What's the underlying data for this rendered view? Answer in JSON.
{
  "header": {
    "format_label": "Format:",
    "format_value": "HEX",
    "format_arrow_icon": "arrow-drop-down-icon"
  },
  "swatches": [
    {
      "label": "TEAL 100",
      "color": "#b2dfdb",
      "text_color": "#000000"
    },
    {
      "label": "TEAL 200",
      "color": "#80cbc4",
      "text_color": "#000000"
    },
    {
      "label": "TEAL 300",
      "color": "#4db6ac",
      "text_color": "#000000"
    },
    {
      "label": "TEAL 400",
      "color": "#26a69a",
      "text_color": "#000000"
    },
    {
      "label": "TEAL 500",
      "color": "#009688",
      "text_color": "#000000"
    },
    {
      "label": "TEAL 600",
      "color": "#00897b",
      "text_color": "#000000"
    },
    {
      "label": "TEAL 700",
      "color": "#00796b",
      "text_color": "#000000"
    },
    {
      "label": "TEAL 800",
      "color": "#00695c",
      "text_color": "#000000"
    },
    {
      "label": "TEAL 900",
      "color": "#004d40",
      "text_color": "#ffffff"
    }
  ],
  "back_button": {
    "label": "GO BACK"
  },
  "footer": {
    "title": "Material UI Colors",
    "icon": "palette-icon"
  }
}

*-*-*

WRITTEN TASK. List each line in the listing that contains the string "icon".

PROBLEM SOLUTION.
    "format_arrow_icon": "arrow-drop-down-icon"
    "icon": "palette-icon"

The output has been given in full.